Items listed in a dataset

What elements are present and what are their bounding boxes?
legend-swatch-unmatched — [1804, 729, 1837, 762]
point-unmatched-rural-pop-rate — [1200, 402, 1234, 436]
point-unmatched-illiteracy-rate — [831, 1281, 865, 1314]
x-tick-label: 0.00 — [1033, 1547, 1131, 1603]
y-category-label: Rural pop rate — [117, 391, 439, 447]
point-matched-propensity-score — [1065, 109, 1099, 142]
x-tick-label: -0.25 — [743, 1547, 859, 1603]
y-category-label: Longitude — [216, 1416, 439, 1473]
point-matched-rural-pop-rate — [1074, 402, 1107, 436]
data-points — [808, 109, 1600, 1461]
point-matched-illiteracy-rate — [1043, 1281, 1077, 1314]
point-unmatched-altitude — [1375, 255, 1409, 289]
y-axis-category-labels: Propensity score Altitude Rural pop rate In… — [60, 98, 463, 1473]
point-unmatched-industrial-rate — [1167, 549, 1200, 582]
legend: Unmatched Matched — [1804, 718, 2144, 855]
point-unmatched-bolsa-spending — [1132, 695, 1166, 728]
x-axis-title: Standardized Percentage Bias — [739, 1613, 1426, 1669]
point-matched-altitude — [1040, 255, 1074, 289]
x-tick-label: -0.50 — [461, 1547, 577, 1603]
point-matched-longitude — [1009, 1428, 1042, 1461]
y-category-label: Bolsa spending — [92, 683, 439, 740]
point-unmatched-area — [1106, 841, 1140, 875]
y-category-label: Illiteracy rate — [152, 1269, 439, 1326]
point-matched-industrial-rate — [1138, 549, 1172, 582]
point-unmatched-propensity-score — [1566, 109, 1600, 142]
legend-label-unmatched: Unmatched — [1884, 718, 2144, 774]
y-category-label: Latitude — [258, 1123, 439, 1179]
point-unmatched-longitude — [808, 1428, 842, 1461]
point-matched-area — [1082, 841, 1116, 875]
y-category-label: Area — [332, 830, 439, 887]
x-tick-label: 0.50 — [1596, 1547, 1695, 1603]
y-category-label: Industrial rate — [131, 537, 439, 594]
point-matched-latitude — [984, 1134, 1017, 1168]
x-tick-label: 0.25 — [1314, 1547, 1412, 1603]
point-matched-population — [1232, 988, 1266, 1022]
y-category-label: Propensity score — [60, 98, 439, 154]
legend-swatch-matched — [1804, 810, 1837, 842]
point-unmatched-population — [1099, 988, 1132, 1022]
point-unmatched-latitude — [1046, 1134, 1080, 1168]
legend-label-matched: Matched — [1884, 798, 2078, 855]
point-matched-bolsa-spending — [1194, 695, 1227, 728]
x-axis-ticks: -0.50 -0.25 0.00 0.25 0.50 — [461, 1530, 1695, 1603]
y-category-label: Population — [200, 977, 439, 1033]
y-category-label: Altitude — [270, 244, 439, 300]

- _What is needed_
Copy the records word for word, from their first line up to and including the line that contains "x-tick-label: 0.25 — [1314, 1547, 1412, 1603]".

- _Answer to this exercise_
What elements are present and what are their bounding boxes?
legend-swatch-unmatched — [1804, 729, 1837, 762]
point-unmatched-rural-pop-rate — [1200, 402, 1234, 436]
point-unmatched-illiteracy-rate — [831, 1281, 865, 1314]
x-tick-label: 0.00 — [1033, 1547, 1131, 1603]
y-category-label: Rural pop rate — [117, 391, 439, 447]
point-matched-propensity-score — [1065, 109, 1099, 142]
x-tick-label: -0.25 — [743, 1547, 859, 1603]
y-category-label: Longitude — [216, 1416, 439, 1473]
point-matched-rural-pop-rate — [1074, 402, 1107, 436]
data-points — [808, 109, 1600, 1461]
point-matched-illiteracy-rate — [1043, 1281, 1077, 1314]
point-unmatched-altitude — [1375, 255, 1409, 289]
y-axis-category-labels: Propensity score Altitude Rural pop rate In… — [60, 98, 463, 1473]
point-unmatched-industrial-rate — [1167, 549, 1200, 582]
legend: Unmatched Matched — [1804, 718, 2144, 855]
point-unmatched-bolsa-spending — [1132, 695, 1166, 728]
x-axis-title: Standardized Percentage Bias — [739, 1613, 1426, 1669]
point-matched-altitude — [1040, 255, 1074, 289]
x-tick-label: -0.50 — [461, 1547, 577, 1603]
point-matched-longitude — [1009, 1428, 1042, 1461]
y-category-label: Bolsa spending — [92, 683, 439, 740]
point-unmatched-area — [1106, 841, 1140, 875]
y-category-label: Illiteracy rate — [152, 1269, 439, 1326]
point-matched-industrial-rate — [1138, 549, 1172, 582]
point-unmatched-propensity-score — [1566, 109, 1600, 142]
legend-label-unmatched: Unmatched — [1884, 718, 2144, 774]
y-category-label: Latitude — [258, 1123, 439, 1179]
point-unmatched-longitude — [808, 1428, 842, 1461]
point-matched-area — [1082, 841, 1116, 875]
y-category-label: Area — [332, 830, 439, 887]
x-tick-label: 0.50 — [1596, 1547, 1695, 1603]
y-category-label: Industrial rate — [131, 537, 439, 594]
point-matched-latitude — [984, 1134, 1017, 1168]
x-tick-label: 0.25 — [1314, 1547, 1412, 1603]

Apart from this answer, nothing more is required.